## [Job]
Using the data below, copy each line that includes the word "Submission".

— start —

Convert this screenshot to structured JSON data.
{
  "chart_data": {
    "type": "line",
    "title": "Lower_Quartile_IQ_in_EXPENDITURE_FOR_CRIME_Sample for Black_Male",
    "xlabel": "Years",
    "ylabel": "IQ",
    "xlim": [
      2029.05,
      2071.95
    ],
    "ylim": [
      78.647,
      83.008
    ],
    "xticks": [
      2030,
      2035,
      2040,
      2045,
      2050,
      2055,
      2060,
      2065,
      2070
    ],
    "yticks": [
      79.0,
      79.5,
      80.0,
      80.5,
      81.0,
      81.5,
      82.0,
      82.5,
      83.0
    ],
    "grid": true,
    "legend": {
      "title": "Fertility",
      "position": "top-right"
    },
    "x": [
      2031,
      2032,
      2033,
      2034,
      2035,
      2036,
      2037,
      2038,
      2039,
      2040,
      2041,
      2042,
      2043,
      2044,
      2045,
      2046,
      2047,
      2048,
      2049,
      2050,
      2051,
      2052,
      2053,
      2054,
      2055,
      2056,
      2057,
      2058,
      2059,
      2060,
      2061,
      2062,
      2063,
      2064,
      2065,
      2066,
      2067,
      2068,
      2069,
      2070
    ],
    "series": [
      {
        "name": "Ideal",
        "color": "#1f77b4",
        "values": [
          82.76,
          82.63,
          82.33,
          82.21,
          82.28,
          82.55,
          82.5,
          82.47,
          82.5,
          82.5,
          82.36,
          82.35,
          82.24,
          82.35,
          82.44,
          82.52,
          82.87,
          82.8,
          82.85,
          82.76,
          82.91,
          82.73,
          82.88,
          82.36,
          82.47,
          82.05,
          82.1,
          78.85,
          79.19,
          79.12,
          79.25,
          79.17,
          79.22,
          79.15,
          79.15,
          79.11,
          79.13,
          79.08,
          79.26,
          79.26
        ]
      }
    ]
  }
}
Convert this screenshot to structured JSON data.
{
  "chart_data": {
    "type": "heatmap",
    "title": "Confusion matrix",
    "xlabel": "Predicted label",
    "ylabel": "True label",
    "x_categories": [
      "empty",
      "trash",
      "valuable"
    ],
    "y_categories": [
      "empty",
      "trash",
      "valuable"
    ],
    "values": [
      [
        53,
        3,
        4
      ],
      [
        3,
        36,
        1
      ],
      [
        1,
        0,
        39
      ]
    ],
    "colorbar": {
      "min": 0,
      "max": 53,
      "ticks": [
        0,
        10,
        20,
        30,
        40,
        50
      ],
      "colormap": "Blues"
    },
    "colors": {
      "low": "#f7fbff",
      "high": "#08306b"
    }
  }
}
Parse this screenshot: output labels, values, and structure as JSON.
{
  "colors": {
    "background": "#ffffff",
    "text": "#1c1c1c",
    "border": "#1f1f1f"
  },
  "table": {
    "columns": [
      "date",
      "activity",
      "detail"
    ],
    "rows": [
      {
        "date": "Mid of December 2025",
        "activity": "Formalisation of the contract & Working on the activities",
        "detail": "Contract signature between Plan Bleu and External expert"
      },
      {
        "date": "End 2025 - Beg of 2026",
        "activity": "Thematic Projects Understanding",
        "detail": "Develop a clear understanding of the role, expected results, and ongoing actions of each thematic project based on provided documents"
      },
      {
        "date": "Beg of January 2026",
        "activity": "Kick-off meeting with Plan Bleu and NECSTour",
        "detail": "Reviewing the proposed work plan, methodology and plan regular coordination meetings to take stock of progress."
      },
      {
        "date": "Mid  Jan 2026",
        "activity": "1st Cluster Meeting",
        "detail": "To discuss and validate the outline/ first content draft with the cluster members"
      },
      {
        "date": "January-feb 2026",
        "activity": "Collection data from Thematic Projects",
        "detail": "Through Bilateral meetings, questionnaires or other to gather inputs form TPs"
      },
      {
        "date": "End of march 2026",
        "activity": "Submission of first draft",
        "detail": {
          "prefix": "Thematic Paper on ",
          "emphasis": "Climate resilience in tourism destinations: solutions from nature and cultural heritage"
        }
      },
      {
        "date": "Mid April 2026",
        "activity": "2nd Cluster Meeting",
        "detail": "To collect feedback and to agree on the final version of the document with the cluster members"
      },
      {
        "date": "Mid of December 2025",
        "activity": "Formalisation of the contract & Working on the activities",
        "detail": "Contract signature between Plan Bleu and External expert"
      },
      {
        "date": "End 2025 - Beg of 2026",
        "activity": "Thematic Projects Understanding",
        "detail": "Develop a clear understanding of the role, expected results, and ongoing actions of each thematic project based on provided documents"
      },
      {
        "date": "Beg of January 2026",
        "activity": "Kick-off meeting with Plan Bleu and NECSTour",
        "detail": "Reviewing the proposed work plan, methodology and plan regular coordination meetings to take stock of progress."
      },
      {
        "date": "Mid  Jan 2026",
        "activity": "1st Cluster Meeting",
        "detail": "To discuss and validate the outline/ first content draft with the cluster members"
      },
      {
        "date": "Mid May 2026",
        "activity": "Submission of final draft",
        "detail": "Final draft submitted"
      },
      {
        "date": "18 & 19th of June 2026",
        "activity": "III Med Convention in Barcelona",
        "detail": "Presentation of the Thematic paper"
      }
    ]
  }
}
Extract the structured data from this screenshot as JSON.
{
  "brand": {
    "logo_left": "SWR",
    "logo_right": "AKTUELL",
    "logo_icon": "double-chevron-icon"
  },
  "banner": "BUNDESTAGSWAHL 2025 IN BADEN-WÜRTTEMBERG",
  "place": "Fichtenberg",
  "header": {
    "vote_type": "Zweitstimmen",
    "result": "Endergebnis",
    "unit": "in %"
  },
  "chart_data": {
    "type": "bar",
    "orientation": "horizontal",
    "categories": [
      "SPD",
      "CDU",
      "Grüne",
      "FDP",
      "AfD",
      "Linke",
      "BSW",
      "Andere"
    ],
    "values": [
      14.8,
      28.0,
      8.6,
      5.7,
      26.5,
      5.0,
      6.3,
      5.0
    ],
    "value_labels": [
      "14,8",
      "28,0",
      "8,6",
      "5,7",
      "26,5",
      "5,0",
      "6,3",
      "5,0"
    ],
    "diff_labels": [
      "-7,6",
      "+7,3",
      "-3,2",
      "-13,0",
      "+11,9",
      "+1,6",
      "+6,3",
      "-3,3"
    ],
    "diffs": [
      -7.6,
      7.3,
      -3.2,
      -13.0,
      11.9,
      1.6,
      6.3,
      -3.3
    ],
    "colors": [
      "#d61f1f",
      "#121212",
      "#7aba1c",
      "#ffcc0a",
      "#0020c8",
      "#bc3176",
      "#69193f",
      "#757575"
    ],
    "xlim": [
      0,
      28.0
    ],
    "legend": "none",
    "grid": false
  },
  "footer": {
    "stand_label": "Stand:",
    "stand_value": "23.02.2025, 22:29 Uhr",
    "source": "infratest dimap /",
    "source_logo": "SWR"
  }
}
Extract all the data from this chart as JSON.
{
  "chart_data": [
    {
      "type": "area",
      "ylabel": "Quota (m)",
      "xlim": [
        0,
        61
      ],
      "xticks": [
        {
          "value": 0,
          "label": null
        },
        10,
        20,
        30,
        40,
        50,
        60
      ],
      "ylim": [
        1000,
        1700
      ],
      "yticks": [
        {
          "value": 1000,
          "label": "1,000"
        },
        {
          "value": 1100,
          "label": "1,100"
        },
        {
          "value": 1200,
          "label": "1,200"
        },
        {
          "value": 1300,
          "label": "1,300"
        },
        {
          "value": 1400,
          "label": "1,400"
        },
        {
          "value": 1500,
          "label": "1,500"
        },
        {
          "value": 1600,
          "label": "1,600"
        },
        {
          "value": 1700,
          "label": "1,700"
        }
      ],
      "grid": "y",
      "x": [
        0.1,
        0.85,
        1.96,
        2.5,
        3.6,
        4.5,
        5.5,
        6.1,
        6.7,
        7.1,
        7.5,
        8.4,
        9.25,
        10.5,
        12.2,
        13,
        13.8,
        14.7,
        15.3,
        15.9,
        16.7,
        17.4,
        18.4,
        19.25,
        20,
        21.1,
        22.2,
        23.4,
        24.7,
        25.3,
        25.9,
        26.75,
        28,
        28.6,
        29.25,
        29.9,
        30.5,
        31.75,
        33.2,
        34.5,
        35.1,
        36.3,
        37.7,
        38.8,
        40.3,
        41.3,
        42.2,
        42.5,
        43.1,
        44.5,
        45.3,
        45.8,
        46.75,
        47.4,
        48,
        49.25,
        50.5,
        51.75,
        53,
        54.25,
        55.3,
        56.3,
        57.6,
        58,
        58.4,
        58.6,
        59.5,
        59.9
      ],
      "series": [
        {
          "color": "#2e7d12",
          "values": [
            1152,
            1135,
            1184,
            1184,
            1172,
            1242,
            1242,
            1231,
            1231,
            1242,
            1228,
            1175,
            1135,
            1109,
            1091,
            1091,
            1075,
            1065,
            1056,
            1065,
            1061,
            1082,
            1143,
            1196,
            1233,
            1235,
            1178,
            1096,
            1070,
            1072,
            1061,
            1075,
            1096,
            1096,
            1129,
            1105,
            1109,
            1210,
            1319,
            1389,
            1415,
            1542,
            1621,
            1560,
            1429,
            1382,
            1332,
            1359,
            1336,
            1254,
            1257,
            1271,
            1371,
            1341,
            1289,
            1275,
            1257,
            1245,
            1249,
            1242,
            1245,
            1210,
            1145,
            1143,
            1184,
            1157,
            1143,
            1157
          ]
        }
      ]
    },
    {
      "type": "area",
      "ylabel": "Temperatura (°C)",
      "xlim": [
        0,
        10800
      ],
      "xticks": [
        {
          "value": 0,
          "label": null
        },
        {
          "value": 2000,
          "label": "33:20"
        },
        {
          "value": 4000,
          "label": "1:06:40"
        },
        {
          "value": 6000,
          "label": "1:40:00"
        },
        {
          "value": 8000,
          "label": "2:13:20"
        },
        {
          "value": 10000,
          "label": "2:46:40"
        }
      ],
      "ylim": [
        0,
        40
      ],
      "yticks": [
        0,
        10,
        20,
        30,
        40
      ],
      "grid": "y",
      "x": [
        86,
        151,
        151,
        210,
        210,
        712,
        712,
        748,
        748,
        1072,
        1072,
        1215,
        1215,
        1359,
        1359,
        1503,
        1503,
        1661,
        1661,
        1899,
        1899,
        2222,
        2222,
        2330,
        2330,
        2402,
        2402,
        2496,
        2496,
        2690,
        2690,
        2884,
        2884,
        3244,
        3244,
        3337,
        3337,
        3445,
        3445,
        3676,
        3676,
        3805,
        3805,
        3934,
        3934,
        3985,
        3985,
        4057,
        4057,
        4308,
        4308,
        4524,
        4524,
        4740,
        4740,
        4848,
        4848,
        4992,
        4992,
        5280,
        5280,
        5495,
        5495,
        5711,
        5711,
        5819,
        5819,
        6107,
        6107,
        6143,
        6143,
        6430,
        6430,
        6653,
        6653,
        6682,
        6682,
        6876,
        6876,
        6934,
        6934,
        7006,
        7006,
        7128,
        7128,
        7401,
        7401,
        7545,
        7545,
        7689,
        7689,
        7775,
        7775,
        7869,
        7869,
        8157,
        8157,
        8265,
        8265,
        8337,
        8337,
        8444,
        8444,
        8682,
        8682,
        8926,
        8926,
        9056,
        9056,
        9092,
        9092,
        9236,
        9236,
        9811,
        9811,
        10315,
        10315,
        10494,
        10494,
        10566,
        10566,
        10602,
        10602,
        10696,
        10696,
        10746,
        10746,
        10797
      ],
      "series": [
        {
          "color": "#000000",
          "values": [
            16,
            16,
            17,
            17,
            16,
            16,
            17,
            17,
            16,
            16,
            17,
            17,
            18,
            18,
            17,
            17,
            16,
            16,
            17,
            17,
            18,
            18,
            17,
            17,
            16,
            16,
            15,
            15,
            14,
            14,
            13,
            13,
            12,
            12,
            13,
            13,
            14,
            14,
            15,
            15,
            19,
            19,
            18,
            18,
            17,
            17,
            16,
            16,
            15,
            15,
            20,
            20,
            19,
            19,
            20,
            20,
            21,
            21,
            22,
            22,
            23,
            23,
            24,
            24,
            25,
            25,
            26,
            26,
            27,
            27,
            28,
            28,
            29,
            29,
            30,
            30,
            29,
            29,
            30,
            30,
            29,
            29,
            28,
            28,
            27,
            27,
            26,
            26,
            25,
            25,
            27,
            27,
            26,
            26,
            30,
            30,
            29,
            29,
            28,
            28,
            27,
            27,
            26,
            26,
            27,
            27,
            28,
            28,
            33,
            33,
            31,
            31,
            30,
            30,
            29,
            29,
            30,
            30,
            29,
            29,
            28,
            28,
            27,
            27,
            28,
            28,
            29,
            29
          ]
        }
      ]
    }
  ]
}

— end —

## [Reply]
        "activity": "Submission of first draft",
        "activity": "Submission of final draft",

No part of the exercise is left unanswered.